Your task: All the records that follow need to be reproduced exactly. Omit the images.

The input:
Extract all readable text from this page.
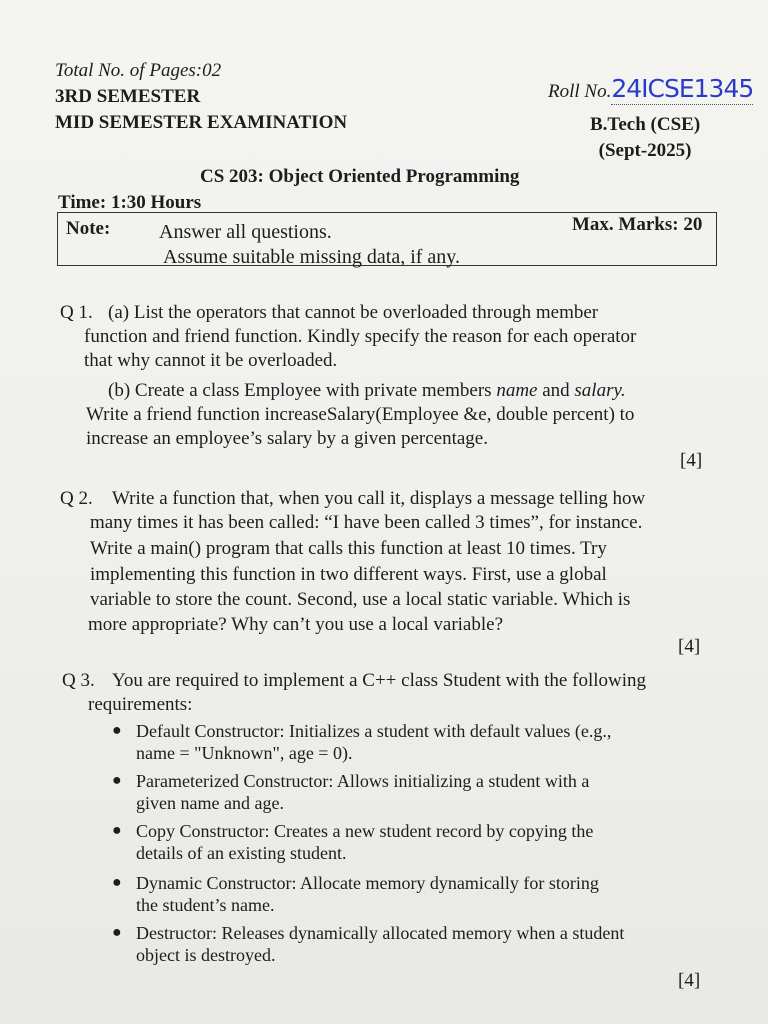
Total No. of Pages:02
3RD SEMESTER
MID SEMESTER EXAMINATION
Roll No.24ICSE1345
B.Tech (CSE)
(Sept-2025)
CS 203: Object Oriented Programming
Time: 1:30 Hours
Note: Answer all questions.
Assume suitable missing data, if any.
Max. Marks: 20
Q 1. (a) List the operators that cannot be overloaded through member
function and friend function. Kindly specify the reason for each operator
that why cannot it be overloaded.
(b) Create a class Employee with private members name and salary.
Write a friend function increaseSalary(Employee &e, double percent) to
increase an employee’s salary by a given percentage.
[4]
Q 2. Write a function that, when you call it, displays a message telling how
many times it has been called: “I have been called 3 times”, for instance.
Write a main() program that calls this function at least 10 times. Try
implementing this function in two different ways. First, use a global
variable to store the count. Second, use a local static variable. Which is
more appropriate? Why can’t you use a local variable?
[4]
Q 3. You are required to implement a C++ class Student with the following
requirements:
● Default Constructor: Initializes a student with default values (e.g.,
name = "Unknown", age = 0).
● Parameterized Constructor: Allows initializing a student with a
given name and age.
● Copy Constructor: Creates a new student record by copying the
details of an existing student.
● Dynamic Constructor: Allocate memory dynamically for storing
the student’s name.
● Destructor: Releases dynamically allocated memory when a student
object is destroyed.
[4]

Answer to the exercise:
Extract all readable text from this page.
Total No. of Pages:02
3RD SEMESTER
MID SEMESTER EXAMINATION
Roll No.24ICSE1345
B.Tech (CSE)
(Sept-2025)
CS 203: Object Oriented Programming
Time: 1:30 Hours
Note: Answer all questions.
Assume suitable missing data, if any.
Max. Marks: 20
Q 1. (a) List the operators that cannot be overloaded through member
function and friend function. Kindly specify the reason for each operator
that why cannot it be overloaded.
(b) Create a class Employee with private members name and salary.
Write a friend function increaseSalary(Employee &e, double percent) to
increase an employee’s salary by a given percentage.
[4]
Q 2. Write a function that, when you call it, displays a message telling how
many times it has been called: “I have been called 3 times”, for instance.
Write a main() program that calls this function at least 10 times. Try
implementing this function in two different ways. First, use a global
variable to store the count. Second, use a local static variable. Which is
more appropriate? Why can’t you use a local variable?
[4]
Q 3. You are required to implement a C++ class Student with the following
requirements:
● Default Constructor: Initializes a student with default values (e.g.,
name = "Unknown", age = 0).
● Parameterized Constructor: Allows initializing a student with a
given name and age.
● Copy Constructor: Creates a new student record by copying the
details of an existing student.
● Dynamic Constructor: Allocate memory dynamically for storing
the student’s name.
● Destructor: Releases dynamically allocated memory when a student
object is destroyed.
[4]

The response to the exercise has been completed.